— Task to carry out —
Below is the data. Give it again, complete and exact.

------ Entries shown ------

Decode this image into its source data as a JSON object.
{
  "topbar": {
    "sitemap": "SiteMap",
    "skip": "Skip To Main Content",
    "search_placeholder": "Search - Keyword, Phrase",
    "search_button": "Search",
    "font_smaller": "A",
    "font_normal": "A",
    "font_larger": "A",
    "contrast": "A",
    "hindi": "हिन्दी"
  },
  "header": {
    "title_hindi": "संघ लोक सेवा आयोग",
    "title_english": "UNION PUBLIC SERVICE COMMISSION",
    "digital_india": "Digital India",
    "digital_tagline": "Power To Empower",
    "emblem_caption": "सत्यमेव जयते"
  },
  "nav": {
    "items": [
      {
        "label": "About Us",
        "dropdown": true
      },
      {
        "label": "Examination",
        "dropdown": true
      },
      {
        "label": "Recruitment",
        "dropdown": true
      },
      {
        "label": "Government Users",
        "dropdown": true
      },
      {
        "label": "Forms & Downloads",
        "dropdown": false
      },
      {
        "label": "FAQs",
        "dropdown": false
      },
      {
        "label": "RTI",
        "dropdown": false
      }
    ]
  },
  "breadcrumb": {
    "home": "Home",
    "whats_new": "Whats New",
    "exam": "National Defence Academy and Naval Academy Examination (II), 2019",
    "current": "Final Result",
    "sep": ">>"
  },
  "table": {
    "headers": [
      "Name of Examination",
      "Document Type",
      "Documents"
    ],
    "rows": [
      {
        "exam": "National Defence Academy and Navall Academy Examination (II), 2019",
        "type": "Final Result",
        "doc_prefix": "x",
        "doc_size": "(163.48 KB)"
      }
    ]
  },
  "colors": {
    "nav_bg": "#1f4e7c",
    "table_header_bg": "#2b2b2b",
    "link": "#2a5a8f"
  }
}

------

— Full answer —
Decode this image into its source data as a JSON object.
{
  "topbar": {
    "sitemap": "SiteMap",
    "skip": "Skip To Main Content",
    "search_placeholder": "Search - Keyword, Phrase",
    "search_button": "Search",
    "font_smaller": "A",
    "font_normal": "A",
    "font_larger": "A",
    "contrast": "A",
    "hindi": "हिन्दी"
  },
  "header": {
    "title_hindi": "संघ लोक सेवा आयोग",
    "title_english": "UNION PUBLIC SERVICE COMMISSION",
    "digital_india": "Digital India",
    "digital_tagline": "Power To Empower",
    "emblem_caption": "सत्यमेव जयते"
  },
  "nav": {
    "items": [
      {
        "label": "About Us",
        "dropdown": true
      },
      {
        "label": "Examination",
        "dropdown": true
      },
      {
        "label": "Recruitment",
        "dropdown": true
      },
      {
        "label": "Government Users",
        "dropdown": true
      },
      {
        "label": "Forms & Downloads",
        "dropdown": false
      },
      {
        "label": "FAQs",
        "dropdown": false
      },
      {
        "label": "RTI",
        "dropdown": false
      }
    ]
  },
  "breadcrumb": {
    "home": "Home",
    "whats_new": "Whats New",
    "exam": "National Defence Academy and Naval Academy Examination (II), 2019",
    "current": "Final Result",
    "sep": ">>"
  },
  "table": {
    "headers": [
      "Name of Examination",
      "Document Type",
      "Documents"
    ],
    "rows": [
      {
        "exam": "National Defence Academy and Navall Academy Examination (II), 2019",
        "type": "Final Result",
        "doc_prefix": "x",
        "doc_size": "(163.48 KB)"
      }
    ]
  },
  "colors": {
    "nav_bg": "#1f4e7c",
    "table_header_bg": "#2b2b2b",
    "link": "#2a5a8f"
  }
}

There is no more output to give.